Using the records provided below, locate and copy each line that contains the word "ticket".

Data entries
┌──

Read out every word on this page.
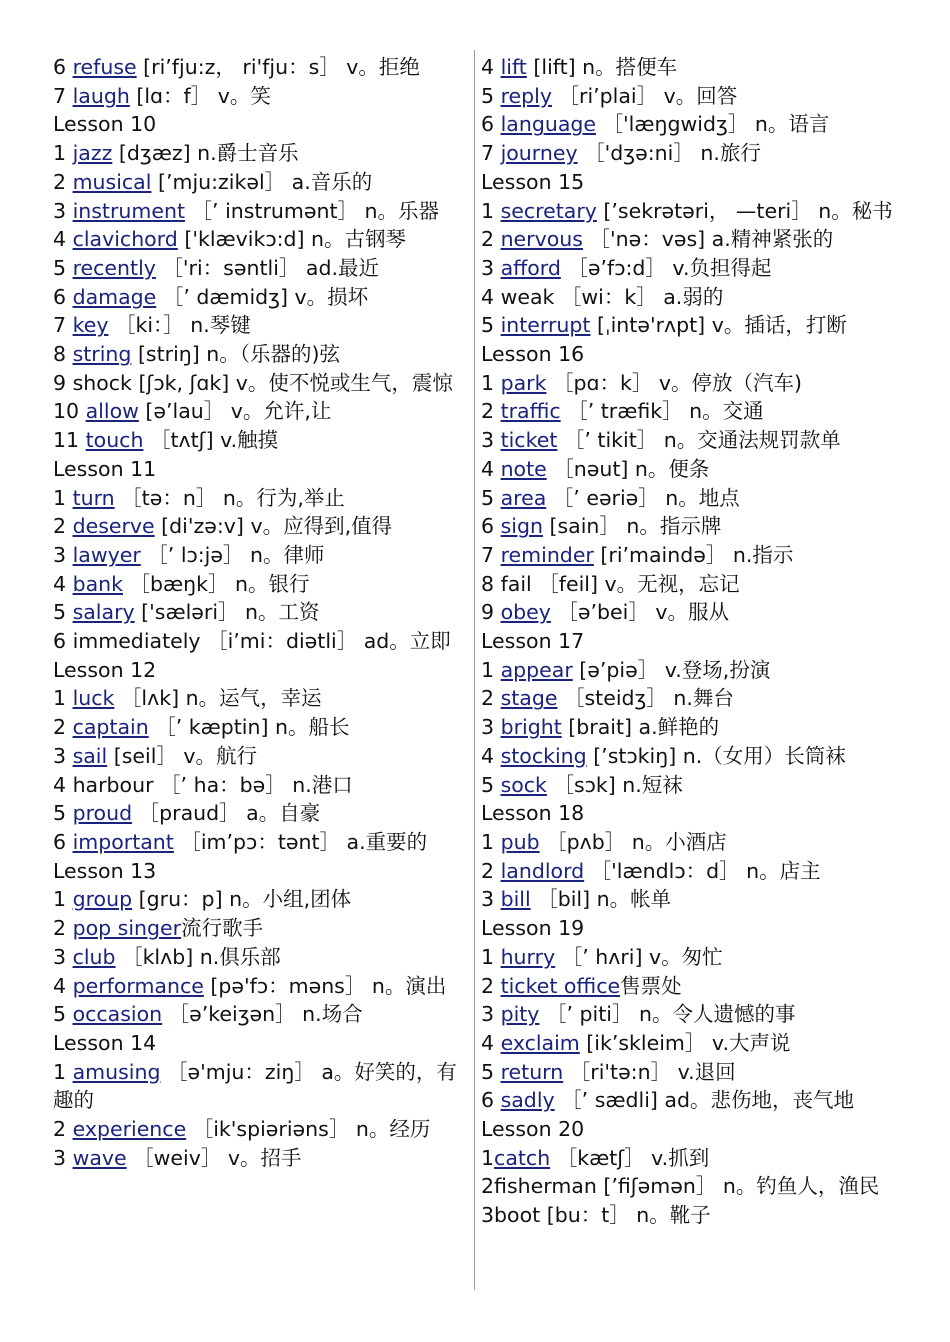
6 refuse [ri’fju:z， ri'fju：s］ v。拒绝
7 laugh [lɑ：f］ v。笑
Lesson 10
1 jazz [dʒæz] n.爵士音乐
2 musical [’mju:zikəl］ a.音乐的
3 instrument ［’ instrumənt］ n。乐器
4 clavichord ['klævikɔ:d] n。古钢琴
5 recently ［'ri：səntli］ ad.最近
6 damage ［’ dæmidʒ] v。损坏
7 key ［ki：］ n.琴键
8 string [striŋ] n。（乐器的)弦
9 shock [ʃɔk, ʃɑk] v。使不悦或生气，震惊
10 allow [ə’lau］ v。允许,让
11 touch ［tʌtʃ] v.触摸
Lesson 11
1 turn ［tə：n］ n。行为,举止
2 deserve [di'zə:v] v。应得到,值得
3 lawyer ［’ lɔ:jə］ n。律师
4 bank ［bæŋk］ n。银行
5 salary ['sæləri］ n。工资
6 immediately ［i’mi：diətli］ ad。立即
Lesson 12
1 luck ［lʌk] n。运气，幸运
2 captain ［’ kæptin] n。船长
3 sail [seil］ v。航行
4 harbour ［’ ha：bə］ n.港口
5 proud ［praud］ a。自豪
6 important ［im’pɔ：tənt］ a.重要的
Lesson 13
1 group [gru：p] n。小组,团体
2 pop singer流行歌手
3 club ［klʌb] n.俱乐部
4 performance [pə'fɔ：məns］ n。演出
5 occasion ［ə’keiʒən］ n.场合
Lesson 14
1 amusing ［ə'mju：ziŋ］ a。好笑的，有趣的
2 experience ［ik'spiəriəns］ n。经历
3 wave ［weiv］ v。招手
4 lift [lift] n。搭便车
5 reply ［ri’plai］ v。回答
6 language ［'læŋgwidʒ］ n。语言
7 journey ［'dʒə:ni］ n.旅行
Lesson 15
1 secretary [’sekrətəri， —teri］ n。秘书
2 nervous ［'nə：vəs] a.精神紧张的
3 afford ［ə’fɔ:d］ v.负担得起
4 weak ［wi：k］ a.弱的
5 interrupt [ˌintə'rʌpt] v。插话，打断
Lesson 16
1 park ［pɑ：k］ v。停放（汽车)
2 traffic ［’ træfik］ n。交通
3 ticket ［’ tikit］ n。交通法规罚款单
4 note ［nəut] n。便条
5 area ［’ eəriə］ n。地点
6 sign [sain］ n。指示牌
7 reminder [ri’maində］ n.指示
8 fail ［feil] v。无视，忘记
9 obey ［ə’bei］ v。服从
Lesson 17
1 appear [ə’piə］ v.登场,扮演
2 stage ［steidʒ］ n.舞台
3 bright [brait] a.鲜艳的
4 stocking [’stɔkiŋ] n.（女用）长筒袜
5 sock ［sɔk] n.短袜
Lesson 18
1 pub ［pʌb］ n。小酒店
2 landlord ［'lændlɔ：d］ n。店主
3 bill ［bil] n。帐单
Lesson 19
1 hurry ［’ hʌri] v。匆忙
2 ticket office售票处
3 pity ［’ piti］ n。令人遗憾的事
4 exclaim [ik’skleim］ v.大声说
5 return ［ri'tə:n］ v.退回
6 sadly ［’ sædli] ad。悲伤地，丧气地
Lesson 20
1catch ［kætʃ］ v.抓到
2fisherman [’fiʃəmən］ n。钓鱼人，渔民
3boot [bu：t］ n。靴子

└──

Exercise response –
3 ticket ［’ tikit］ n。交通法规罚款单
2 ticket office售票处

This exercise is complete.